───── Raw records

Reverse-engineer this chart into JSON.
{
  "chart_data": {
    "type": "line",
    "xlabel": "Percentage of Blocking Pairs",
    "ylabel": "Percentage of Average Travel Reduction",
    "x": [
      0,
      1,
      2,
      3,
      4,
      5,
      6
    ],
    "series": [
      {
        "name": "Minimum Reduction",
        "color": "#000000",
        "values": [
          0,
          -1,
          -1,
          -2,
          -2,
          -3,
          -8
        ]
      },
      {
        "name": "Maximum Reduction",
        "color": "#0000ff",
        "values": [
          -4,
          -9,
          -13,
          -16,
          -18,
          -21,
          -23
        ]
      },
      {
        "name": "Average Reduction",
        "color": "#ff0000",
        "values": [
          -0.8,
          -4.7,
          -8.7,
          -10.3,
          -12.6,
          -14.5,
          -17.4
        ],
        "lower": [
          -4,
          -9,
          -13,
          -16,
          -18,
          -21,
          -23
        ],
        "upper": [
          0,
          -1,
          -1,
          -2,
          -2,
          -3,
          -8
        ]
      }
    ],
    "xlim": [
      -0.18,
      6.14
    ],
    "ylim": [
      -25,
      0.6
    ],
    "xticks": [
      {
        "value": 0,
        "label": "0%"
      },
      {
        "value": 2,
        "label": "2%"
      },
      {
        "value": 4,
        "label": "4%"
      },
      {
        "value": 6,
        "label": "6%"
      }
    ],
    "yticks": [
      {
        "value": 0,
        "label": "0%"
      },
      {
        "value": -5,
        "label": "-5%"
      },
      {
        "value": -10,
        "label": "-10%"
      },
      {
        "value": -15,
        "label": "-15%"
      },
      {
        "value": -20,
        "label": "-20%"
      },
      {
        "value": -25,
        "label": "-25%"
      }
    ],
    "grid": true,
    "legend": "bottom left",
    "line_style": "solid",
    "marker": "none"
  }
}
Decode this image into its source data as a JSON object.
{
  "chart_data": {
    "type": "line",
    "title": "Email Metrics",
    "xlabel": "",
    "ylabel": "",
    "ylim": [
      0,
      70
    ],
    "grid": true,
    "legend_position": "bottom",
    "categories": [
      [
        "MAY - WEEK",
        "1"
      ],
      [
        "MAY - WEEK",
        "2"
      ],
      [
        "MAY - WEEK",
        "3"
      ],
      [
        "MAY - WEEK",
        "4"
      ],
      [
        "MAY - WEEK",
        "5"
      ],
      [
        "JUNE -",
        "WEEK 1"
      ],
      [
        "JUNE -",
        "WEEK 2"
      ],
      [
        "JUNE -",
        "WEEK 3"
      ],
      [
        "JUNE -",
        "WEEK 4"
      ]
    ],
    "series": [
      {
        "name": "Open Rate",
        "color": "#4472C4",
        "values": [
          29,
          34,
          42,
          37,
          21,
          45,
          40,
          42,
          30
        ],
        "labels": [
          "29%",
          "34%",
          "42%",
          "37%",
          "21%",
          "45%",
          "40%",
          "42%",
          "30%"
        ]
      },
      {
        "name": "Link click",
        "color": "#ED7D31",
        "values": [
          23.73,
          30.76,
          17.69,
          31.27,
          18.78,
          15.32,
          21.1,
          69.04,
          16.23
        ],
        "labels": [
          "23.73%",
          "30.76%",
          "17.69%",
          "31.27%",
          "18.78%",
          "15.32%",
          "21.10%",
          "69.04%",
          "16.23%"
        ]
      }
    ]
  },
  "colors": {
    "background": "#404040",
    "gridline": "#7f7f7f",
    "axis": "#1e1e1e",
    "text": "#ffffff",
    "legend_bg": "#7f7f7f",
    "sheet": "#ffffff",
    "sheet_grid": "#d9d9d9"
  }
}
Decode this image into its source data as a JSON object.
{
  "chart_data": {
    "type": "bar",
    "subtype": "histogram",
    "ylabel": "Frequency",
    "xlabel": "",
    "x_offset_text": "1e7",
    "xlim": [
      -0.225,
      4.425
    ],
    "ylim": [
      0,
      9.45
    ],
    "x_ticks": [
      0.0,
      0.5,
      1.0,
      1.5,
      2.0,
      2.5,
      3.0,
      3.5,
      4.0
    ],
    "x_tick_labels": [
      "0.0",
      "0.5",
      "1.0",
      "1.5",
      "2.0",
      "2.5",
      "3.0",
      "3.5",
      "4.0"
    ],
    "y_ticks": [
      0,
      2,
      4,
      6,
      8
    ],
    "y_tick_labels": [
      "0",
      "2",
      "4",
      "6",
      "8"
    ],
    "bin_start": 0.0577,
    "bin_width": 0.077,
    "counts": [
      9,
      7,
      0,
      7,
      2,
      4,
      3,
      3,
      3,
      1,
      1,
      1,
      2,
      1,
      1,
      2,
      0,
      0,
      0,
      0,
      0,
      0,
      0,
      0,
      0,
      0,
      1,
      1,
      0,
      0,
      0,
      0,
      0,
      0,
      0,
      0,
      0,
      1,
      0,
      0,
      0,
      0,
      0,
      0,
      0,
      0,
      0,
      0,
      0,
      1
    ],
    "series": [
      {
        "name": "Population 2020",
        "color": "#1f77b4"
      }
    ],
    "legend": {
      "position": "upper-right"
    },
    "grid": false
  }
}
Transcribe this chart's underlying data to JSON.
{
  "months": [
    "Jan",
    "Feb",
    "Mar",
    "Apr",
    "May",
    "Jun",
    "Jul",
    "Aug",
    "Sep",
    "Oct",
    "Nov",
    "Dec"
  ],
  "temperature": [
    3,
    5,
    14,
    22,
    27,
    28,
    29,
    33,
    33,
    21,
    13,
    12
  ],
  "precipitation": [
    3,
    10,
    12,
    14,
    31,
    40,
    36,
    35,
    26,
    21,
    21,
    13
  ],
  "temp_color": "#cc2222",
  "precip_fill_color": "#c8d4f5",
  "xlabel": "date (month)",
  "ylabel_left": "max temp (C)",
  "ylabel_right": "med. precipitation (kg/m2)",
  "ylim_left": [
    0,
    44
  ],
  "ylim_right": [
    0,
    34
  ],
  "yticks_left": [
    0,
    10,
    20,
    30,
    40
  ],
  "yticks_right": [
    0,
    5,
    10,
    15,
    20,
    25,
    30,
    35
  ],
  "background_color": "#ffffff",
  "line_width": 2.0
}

──────────

#### [Your instructions]
The records above should all be quoted exactly, please.

#### [Result]
Reverse-engineer this chart into JSON.
{
  "chart_data": {
    "type": "line",
    "xlabel": "Percentage of Blocking Pairs",
    "ylabel": "Percentage of Average Travel Reduction",
    "x": [
      0,
      1,
      2,
      3,
      4,
      5,
      6
    ],
    "series": [
      {
        "name": "Minimum Reduction",
        "color": "#000000",
        "values": [
          0,
          -1,
          -1,
          -2,
          -2,
          -3,
          -8
        ]
      },
      {
        "name": "Maximum Reduction",
        "color": "#0000ff",
        "values": [
          -4,
          -9,
          -13,
          -16,
          -18,
          -21,
          -23
        ]
      },
      {
        "name": "Average Reduction",
        "color": "#ff0000",
        "values": [
          -0.8,
          -4.7,
          -8.7,
          -10.3,
          -12.6,
          -14.5,
          -17.4
        ],
        "lower": [
          -4,
          -9,
          -13,
          -16,
          -18,
          -21,
          -23
        ],
        "upper": [
          0,
          -1,
          -1,
          -2,
          -2,
          -3,
          -8
        ]
      }
    ],
    "xlim": [
      -0.18,
      6.14
    ],
    "ylim": [
      -25,
      0.6
    ],
    "xticks": [
      {
        "value": 0,
        "label": "0%"
      },
      {
        "value": 2,
        "label": "2%"
      },
      {
        "value": 4,
        "label": "4%"
      },
      {
        "value": 6,
        "label": "6%"
      }
    ],
    "yticks": [
      {
        "value": 0,
        "label": "0%"
      },
      {
        "value": -5,
        "label": "-5%"
      },
      {
        "value": -10,
        "label": "-10%"
      },
      {
        "value": -15,
        "label": "-15%"
      },
      {
        "value": -20,
        "label": "-20%"
      },
      {
        "value": -25,
        "label": "-25%"
      }
    ],
    "grid": true,
    "legend": "bottom left",
    "line_style": "solid",
    "marker": "none"
  }
}
Decode this image into its source data as a JSON object.
{
  "chart_data": {
    "type": "line",
    "title": "Email Metrics",
    "xlabel": "",
    "ylabel": "",
    "ylim": [
      0,
      70
    ],
    "grid": true,
    "legend_position": "bottom",
    "categories": [
      [
        "MAY - WEEK",
        "1"
      ],
      [
        "MAY - WEEK",
        "2"
      ],
      [
        "MAY - WEEK",
        "3"
      ],
      [
        "MAY - WEEK",
        "4"
      ],
      [
        "MAY - WEEK",
        "5"
      ],
      [
        "JUNE -",
        "WEEK 1"
      ],
      [
        "JUNE -",
        "WEEK 2"
      ],
      [
        "JUNE -",
        "WEEK 3"
      ],
      [
        "JUNE -",
        "WEEK 4"
      ]
    ],
    "series": [
      {
        "name": "Open Rate",
        "color": "#4472C4",
        "values": [
          29,
          34,
          42,
          37,
          21,
          45,
          40,
          42,
          30
        ],
        "labels": [
          "29%",
          "34%",
          "42%",
          "37%",
          "21%",
          "45%",
          "40%",
          "42%",
          "30%"
        ]
      },
      {
        "name": "Link click",
        "color": "#ED7D31",
        "values": [
          23.73,
          30.76,
          17.69,
          31.27,
          18.78,
          15.32,
          21.1,
          69.04,
          16.23
        ],
        "labels": [
          "23.73%",
          "30.76%",
          "17.69%",
          "31.27%",
          "18.78%",
          "15.32%",
          "21.10%",
          "69.04%",
          "16.23%"
        ]
      }
    ]
  },
  "colors": {
    "background": "#404040",
    "gridline": "#7f7f7f",
    "axis": "#1e1e1e",
    "text": "#ffffff",
    "legend_bg": "#7f7f7f",
    "sheet": "#ffffff",
    "sheet_grid": "#d9d9d9"
  }
}
Decode this image into its source data as a JSON object.
{
  "chart_data": {
    "type": "bar",
    "subtype": "histogram",
    "ylabel": "Frequency",
    "xlabel": "",
    "x_offset_text": "1e7",
    "xlim": [
      -0.225,
      4.425
    ],
    "ylim": [
      0,
      9.45
    ],
    "x_ticks": [
      0.0,
      0.5,
      1.0,
      1.5,
      2.0,
      2.5,
      3.0,
      3.5,
      4.0
    ],
    "x_tick_labels": [
      "0.0",
      "0.5",
      "1.0",
      "1.5",
      "2.0",
      "2.5",
      "3.0",
      "3.5",
      "4.0"
    ],
    "y_ticks": [
      0,
      2,
      4,
      6,
      8
    ],
    "y_tick_labels": [
      "0",
      "2",
      "4",
      "6",
      "8"
    ],
    "bin_start": 0.0577,
    "bin_width": 0.077,
    "counts": [
      9,
      7,
      0,
      7,
      2,
      4,
      3,
      3,
      3,
      1,
      1,
      1,
      2,
      1,
      1,
      2,
      0,
      0,
      0,
      0,
      0,
      0,
      0,
      0,
      0,
      0,
      1,
      1,
      0,
      0,
      0,
      0,
      0,
      0,
      0,
      0,
      0,
      1,
      0,
      0,
      0,
      0,
      0,
      0,
      0,
      0,
      0,
      0,
      0,
      1
    ],
    "series": [
      {
        "name": "Population 2020",
        "color": "#1f77b4"
      }
    ],
    "legend": {
      "position": "upper-right"
    },
    "grid": false
  }
}
Transcribe this chart's underlying data to JSON.
{
  "months": [
    "Jan",
    "Feb",
    "Mar",
    "Apr",
    "May",
    "Jun",
    "Jul",
    "Aug",
    "Sep",
    "Oct",
    "Nov",
    "Dec"
  ],
  "temperature": [
    3,
    5,
    14,
    22,
    27,
    28,
    29,
    33,
    33,
    21,
    13,
    12
  ],
  "precipitation": [
    3,
    10,
    12,
    14,
    31,
    40,
    36,
    35,
    26,
    21,
    21,
    13
  ],
  "temp_color": "#cc2222",
  "precip_fill_color": "#c8d4f5",
  "xlabel": "date (month)",
  "ylabel_left": "max temp (C)",
  "ylabel_right": "med. precipitation (kg/m2)",
  "ylim_left": [
    0,
    44
  ],
  "ylim_right": [
    0,
    34
  ],
  "yticks_left": [
    0,
    10,
    20,
    30,
    40
  ],
  "yticks_right": [
    0,
    5,
    10,
    15,
    20,
    25,
    30,
    35
  ],
  "background_color": "#ffffff",
  "line_width": 2.0
}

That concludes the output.